[Data extracted from a collection]
________________________________________

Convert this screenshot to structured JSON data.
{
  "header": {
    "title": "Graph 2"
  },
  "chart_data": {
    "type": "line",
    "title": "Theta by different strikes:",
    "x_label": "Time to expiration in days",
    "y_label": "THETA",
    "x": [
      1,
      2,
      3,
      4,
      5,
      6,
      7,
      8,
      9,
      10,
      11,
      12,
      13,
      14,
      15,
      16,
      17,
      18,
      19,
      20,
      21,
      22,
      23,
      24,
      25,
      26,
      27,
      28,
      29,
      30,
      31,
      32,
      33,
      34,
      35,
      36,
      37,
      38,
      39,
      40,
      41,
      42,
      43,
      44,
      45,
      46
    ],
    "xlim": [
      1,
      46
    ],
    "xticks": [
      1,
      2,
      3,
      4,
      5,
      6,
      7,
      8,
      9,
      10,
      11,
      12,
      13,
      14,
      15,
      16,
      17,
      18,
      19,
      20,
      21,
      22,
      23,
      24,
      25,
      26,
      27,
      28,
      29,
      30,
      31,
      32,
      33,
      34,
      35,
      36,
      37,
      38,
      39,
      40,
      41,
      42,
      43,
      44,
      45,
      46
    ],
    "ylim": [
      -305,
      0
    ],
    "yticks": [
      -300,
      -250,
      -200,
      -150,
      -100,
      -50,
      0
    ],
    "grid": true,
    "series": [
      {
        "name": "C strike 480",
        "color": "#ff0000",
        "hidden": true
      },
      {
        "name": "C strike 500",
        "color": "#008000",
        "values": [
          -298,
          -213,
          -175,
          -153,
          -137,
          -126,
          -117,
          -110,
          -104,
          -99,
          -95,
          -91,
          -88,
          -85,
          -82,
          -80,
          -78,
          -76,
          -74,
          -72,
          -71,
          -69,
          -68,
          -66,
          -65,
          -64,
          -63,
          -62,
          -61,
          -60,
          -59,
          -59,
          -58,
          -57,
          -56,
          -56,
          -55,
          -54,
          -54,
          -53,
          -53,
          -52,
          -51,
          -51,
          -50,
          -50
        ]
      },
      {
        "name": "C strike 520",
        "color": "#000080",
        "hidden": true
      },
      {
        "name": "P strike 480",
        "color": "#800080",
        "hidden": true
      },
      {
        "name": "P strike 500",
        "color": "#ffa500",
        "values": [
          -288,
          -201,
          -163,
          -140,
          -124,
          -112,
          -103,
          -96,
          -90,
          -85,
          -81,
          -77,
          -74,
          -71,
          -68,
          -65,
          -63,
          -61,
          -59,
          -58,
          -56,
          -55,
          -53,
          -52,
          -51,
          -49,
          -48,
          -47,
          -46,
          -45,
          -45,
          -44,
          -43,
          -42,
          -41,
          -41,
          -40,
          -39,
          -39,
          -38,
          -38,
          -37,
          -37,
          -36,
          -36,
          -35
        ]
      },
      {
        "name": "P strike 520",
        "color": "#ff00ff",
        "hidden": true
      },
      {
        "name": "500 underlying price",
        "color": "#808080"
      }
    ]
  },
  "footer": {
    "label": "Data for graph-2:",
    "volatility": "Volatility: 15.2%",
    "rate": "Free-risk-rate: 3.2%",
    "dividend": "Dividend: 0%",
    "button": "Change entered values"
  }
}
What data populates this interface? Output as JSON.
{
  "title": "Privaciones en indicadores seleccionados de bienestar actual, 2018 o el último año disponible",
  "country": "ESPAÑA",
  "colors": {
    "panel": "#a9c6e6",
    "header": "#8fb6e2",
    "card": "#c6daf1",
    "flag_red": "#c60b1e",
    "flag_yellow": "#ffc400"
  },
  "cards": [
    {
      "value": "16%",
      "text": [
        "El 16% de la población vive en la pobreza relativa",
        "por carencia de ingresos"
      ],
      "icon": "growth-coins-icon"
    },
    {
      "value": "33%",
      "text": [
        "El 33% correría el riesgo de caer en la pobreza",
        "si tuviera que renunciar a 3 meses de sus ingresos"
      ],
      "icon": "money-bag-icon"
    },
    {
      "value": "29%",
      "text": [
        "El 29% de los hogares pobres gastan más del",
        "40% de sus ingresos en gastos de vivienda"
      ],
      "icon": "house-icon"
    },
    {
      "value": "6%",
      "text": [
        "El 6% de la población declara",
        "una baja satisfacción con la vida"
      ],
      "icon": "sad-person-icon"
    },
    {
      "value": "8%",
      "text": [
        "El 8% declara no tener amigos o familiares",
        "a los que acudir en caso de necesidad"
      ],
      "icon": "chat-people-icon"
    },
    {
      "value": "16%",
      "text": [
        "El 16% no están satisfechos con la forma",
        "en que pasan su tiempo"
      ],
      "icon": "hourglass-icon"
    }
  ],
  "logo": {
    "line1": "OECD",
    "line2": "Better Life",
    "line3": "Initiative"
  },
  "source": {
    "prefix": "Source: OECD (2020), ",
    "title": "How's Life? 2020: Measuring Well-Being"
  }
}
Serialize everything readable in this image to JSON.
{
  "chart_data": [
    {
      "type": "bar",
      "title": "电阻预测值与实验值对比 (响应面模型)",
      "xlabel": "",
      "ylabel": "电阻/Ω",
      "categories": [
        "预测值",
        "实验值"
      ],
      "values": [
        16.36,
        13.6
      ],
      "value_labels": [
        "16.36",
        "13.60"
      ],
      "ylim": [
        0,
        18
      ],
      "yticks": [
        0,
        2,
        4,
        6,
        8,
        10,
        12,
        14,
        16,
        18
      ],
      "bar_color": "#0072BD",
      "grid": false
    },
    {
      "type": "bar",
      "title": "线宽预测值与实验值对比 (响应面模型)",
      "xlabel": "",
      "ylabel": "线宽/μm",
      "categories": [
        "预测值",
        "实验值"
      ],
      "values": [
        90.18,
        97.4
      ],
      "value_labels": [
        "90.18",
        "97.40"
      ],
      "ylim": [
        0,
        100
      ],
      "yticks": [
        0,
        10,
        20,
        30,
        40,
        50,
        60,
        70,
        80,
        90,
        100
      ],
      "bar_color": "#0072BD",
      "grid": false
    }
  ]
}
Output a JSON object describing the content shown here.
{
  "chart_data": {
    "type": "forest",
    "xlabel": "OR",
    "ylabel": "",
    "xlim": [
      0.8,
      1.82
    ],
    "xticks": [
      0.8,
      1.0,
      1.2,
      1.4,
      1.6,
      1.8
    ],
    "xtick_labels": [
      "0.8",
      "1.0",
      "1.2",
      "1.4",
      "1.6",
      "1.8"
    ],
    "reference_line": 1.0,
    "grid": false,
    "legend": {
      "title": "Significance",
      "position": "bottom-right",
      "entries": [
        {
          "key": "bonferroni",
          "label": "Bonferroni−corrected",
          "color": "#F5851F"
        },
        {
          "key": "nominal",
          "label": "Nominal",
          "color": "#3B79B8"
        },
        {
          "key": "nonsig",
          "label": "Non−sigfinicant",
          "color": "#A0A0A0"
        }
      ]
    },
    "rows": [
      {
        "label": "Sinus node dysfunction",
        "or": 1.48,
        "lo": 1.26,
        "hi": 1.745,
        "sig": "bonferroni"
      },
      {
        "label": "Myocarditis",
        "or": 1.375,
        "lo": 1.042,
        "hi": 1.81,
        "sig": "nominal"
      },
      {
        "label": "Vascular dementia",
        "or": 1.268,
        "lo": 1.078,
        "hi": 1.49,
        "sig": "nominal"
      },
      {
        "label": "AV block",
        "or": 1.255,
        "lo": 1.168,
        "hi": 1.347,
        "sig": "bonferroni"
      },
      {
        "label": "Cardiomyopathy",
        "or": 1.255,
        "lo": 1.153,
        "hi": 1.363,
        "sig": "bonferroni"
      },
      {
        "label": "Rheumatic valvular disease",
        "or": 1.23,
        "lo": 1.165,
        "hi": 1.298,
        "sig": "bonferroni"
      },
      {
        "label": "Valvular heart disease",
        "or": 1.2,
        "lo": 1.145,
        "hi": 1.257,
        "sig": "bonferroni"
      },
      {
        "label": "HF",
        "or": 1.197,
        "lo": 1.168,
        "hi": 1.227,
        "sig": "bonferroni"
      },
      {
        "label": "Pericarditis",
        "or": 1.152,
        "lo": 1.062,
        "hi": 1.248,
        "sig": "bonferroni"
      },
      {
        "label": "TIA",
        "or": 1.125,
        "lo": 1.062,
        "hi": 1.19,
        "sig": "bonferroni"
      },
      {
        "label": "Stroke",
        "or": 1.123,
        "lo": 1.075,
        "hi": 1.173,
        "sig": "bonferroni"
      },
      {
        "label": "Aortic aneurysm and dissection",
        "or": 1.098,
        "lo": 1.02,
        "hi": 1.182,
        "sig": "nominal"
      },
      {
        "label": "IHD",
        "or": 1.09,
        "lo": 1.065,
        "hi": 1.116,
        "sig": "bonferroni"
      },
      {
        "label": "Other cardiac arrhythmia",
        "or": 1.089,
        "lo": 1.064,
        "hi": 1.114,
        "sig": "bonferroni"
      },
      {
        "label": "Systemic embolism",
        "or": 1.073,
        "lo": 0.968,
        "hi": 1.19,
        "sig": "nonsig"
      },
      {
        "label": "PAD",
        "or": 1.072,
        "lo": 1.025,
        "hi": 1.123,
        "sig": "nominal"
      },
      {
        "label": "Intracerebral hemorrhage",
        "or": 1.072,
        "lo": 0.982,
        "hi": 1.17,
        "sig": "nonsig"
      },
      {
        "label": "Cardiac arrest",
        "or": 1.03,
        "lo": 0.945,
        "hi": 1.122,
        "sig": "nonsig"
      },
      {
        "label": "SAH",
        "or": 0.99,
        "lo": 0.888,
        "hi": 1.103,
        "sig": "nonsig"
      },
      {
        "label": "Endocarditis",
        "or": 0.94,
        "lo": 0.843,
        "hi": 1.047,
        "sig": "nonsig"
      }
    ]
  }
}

________________________________________

What to work on: Count how many lines include the string "this". Nothing but the number is needed.

Written reply: 3